[Data records]

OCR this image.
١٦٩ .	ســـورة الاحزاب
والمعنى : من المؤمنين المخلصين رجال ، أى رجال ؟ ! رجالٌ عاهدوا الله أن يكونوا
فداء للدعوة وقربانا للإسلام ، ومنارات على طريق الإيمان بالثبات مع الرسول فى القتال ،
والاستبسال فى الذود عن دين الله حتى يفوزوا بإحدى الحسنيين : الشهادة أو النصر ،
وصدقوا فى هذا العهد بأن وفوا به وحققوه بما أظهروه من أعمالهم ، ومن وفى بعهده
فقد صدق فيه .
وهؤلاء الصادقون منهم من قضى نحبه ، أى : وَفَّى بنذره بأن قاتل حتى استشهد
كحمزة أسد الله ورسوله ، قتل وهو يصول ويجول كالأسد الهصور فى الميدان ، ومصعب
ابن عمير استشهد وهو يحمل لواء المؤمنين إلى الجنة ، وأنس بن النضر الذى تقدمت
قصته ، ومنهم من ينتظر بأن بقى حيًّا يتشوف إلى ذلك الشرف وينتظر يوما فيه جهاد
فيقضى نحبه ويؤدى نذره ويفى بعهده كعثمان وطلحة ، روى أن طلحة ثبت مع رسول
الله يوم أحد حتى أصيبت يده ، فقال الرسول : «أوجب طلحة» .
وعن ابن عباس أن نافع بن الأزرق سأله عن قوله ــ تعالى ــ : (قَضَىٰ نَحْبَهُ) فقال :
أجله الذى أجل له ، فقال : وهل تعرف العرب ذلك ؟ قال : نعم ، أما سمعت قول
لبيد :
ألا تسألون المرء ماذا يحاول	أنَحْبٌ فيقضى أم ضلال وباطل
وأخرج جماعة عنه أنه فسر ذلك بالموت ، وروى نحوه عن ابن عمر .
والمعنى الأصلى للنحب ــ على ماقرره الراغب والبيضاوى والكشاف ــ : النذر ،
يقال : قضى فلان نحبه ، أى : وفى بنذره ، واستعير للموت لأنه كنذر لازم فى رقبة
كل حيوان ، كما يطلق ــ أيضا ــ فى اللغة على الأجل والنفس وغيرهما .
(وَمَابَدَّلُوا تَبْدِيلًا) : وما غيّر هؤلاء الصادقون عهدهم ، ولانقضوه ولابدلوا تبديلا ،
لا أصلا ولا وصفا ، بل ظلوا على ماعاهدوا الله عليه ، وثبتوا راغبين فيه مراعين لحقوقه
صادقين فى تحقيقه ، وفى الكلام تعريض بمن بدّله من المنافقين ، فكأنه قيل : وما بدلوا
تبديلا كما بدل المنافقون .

WHAT THE EXERCISE ASKS
Find all lines with "بعهده" in them and copy each one.

FINISHED TASK
وصدقوا فى هذا العهد بأن وفوا به وحققوه بما أظهروه من أعمالهم ، ومن وفى بعهده
فيقضى نحبه ويؤدى نذره ويفى بعهده كعثمان وطلحة ، روى أن طلحة ثبت مع رسول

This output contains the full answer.